EXERCICE PROPOSÉ 1
Condensez sous forme de liste le paragraphe de l'extrait à lire qui commence par « Elle s'imposait une abstinence », en gardant ses faits essentiels.

EXTRAIT À LIRE
------------------------
Elle s’imposait une abstinence si rigoureuse qu’elle macérait son corps par les veilles, les jeunes et les disciplines. Dès que son mari était absent, elle passait les nuits en prière. Et telle était sa tempérance dans le boire et le manger que, souvent, à la table somptueuse de son mari, elle se contentait de pain sec. Elle finit même par s’abstenir tout à fait, sur l’ordre de maître Conrad, de toucher à aucun des mets que mangeait son mari. Ce qui ne l’empêchait point de s’asseoir à table, de servir les convives et de les égayer par son urbanité, tout en cachant avec soin sa propre abstinence. Et son mari supportait tout cela avec patience, affirmant qu’il suivrait lui-même volontiers l’exemple de sa femme s’il ne craignait de mettre en émoi toute sa famille.
------------------------
DONNÉES FOURNIES
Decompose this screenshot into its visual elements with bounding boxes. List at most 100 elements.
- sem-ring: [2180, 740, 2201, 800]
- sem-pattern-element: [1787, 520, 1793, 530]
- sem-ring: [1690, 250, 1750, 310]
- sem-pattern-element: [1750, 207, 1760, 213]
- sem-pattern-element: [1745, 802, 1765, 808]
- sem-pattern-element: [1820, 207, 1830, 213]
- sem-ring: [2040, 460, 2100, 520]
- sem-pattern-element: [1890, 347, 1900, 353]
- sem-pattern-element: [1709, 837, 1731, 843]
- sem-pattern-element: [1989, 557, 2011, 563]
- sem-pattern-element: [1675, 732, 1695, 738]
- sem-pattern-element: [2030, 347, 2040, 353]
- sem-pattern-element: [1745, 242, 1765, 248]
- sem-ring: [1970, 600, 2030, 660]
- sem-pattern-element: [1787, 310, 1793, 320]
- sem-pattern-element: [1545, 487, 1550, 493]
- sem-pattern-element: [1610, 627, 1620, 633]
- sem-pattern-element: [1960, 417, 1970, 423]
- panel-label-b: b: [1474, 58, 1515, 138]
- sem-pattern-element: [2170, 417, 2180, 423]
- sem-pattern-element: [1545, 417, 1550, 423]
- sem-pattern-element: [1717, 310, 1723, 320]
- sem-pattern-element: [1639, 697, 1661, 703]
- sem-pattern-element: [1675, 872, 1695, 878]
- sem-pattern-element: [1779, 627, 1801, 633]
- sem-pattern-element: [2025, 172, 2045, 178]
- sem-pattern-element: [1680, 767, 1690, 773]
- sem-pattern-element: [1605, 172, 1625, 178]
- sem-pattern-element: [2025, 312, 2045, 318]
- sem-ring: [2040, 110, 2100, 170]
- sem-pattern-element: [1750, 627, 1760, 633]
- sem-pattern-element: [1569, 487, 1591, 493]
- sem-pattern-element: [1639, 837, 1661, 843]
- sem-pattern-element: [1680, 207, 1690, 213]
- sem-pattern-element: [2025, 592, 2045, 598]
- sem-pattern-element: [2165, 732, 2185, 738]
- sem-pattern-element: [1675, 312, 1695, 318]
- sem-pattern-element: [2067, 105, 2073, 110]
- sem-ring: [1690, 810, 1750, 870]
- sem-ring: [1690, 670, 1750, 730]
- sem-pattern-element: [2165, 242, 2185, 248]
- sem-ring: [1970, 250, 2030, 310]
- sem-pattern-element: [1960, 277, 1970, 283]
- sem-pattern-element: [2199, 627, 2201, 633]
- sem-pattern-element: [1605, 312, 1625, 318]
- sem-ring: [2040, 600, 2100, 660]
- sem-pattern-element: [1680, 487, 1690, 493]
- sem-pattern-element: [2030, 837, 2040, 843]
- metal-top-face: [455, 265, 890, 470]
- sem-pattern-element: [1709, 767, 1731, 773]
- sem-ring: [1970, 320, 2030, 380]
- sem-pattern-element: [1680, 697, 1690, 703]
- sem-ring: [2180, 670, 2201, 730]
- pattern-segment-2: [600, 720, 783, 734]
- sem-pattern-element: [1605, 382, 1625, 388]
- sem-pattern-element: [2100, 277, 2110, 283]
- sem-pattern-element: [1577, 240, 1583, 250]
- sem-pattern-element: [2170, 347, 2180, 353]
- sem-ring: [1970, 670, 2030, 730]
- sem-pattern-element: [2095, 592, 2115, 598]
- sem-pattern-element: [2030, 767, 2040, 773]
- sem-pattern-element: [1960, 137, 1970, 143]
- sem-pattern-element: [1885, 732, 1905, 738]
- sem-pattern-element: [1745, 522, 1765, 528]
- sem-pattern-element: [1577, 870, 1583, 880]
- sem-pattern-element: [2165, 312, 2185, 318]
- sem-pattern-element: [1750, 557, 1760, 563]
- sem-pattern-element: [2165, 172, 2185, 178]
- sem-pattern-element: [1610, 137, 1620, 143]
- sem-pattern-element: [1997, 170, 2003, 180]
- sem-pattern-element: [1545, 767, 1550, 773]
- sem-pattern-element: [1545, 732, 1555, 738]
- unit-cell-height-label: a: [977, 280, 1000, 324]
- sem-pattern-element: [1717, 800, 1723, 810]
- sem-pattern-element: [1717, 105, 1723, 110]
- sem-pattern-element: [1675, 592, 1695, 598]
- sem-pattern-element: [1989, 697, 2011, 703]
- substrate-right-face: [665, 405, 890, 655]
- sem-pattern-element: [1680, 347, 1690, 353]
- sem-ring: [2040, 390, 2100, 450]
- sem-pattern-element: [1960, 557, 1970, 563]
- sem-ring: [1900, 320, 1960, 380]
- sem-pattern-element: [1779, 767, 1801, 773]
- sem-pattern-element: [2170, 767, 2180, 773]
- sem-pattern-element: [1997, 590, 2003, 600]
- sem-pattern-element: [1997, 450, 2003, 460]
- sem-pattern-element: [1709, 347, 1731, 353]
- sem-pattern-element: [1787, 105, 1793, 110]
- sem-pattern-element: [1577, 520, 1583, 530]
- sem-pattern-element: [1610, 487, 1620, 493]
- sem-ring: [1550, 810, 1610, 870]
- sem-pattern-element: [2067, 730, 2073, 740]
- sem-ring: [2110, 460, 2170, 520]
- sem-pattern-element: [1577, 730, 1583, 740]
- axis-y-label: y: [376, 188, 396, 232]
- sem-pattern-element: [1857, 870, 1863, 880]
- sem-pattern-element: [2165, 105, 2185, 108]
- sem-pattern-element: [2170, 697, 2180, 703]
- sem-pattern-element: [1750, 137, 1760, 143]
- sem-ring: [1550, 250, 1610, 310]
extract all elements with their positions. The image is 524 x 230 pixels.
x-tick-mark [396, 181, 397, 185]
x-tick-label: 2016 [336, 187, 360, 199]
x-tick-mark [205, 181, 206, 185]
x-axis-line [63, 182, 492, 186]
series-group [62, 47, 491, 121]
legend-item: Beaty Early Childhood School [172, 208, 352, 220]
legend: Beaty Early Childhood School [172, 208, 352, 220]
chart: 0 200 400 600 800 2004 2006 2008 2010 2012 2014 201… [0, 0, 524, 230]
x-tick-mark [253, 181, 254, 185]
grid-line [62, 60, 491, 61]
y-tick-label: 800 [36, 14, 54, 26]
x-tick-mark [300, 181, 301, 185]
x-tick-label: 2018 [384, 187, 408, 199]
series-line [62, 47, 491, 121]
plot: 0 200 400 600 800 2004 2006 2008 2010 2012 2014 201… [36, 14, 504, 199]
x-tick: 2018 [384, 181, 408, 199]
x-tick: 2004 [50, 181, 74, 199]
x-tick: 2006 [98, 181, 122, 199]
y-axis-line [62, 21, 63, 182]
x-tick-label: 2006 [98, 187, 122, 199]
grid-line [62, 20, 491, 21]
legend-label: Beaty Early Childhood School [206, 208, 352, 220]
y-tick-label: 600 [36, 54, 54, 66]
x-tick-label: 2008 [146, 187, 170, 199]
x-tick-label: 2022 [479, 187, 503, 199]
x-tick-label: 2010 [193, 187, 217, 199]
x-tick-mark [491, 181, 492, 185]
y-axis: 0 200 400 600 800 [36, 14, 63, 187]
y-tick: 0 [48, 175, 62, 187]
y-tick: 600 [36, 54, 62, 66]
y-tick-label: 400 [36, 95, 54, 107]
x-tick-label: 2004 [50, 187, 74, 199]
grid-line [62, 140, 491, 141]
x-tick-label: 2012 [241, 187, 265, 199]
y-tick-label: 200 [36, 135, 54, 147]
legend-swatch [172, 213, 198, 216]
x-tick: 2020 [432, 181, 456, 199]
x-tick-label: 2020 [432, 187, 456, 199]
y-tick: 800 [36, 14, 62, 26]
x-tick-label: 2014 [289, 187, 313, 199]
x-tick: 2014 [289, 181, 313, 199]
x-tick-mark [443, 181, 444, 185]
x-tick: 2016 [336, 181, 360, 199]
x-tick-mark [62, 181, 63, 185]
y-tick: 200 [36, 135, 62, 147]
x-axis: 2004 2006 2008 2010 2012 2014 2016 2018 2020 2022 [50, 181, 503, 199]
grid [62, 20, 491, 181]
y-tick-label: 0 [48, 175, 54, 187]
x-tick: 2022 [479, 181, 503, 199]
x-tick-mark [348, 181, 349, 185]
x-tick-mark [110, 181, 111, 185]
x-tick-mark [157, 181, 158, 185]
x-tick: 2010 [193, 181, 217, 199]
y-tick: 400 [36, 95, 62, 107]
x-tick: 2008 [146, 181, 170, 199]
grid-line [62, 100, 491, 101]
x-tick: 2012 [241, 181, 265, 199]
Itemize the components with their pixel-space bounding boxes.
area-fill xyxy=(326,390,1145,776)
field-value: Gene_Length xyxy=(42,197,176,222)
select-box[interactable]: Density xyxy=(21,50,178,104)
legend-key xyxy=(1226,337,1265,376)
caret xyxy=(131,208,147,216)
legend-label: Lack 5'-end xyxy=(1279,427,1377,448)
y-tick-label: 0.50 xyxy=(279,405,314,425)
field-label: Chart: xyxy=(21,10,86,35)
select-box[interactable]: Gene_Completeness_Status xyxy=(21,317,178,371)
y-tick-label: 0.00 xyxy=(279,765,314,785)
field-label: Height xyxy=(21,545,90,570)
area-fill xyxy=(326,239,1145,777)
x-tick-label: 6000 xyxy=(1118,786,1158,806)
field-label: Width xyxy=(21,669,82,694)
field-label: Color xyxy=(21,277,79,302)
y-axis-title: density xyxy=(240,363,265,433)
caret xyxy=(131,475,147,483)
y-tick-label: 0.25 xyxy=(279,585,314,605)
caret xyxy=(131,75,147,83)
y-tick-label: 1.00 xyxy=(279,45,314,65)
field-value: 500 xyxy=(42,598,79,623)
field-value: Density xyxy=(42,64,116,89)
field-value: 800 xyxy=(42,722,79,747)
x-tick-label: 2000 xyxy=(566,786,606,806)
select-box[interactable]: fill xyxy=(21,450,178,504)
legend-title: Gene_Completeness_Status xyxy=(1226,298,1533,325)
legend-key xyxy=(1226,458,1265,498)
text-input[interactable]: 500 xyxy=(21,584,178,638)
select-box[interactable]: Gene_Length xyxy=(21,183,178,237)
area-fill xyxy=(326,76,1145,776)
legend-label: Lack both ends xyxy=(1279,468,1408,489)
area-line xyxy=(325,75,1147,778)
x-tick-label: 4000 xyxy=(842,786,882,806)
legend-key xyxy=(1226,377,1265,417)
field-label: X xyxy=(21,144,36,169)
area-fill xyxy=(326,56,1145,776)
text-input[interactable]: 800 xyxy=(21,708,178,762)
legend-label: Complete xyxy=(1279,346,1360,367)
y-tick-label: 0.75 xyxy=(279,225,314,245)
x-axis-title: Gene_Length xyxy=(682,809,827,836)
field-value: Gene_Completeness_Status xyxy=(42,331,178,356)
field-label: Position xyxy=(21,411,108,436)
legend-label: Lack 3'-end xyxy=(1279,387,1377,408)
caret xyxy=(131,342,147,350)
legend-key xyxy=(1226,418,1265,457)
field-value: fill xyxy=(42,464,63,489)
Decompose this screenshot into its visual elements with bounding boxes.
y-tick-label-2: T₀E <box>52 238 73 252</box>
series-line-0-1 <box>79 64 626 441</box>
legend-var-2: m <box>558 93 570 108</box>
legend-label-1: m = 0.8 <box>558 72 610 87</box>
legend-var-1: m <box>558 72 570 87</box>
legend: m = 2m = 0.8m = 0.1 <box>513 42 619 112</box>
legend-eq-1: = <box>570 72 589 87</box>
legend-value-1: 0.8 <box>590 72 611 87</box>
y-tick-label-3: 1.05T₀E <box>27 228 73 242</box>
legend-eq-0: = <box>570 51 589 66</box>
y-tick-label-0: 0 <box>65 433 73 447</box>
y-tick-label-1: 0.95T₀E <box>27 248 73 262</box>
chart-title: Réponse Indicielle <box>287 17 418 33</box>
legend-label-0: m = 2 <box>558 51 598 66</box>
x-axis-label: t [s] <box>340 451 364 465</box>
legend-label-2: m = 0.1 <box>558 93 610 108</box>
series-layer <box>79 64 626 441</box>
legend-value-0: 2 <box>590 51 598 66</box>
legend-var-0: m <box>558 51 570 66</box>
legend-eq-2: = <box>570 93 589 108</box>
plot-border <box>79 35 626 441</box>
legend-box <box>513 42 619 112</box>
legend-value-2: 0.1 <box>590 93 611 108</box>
------------------------
EXERCICE PROPOSÉ 2
Renommez « sem-ring » en « sem-circle » dans le listing, sur tout ce qui va de son début jusqu'à la ligne contenant « - sem-pattern-element: [1675, 872, 1695, 878] », celle-ci comprise. Redonnez uniquement ces lignes, sans rien y changer d'autre.

RÉPONSE RÉDIGÉE 1
- Elle pratiquait une abstinence rigoureuse et mortifiait son corps, notamment par les veilles et les disciplines.
- En l'absence de son mari, elle passait ses nuits en prière.
- À la table somptueuse de son mari, elle se contentait souvent de pain sec.
- Sur l'ordre de maître Conrad, elle finit par ne plus toucher à aucun des mets que mangeait son mari.
- Elle restait pourtant à table, servait les convives et les égayait par son urbanité, tout en cachant son abstinence.
- Son mari le supportait avec patience et disait qu'il suivrait volontiers son exemple s'il ne craignait de bouleverser toute sa famille.

RÉPONSE RÉDIGÉE 2
Decompose this screenshot into its visual elements with bounding boxes. List at most 100 elements.
- sem-circle: [2180, 740, 2201, 800]
- sem-pattern-element: [1787, 520, 1793, 530]
- sem-circle: [1690, 250, 1750, 310]
- sem-pattern-element: [1750, 207, 1760, 213]
- sem-pattern-element: [1745, 802, 1765, 808]
- sem-pattern-element: [1820, 207, 1830, 213]
- sem-circle: [2040, 460, 2100, 520]
- sem-pattern-element: [1890, 347, 1900, 353]
- sem-pattern-element: [1709, 837, 1731, 843]
- sem-pattern-element: [1989, 557, 2011, 563]
- sem-pattern-element: [1675, 732, 1695, 738]
- sem-pattern-element: [2030, 347, 2040, 353]
- sem-pattern-element: [1745, 242, 1765, 248]
- sem-circle: [1970, 600, 2030, 660]
- sem-pattern-element: [1787, 310, 1793, 320]
- sem-pattern-element: [1545, 487, 1550, 493]
- sem-pattern-element: [1610, 627, 1620, 633]
- sem-pattern-element: [1960, 417, 1970, 423]
- panel-label-b: b: [1474, 58, 1515, 138]
- sem-pattern-element: [2170, 417, 2180, 423]
- sem-pattern-element: [1545, 417, 1550, 423]
- sem-pattern-element: [1717, 310, 1723, 320]
- sem-pattern-element: [1639, 697, 1661, 703]
- sem-pattern-element: [1675, 872, 1695, 878]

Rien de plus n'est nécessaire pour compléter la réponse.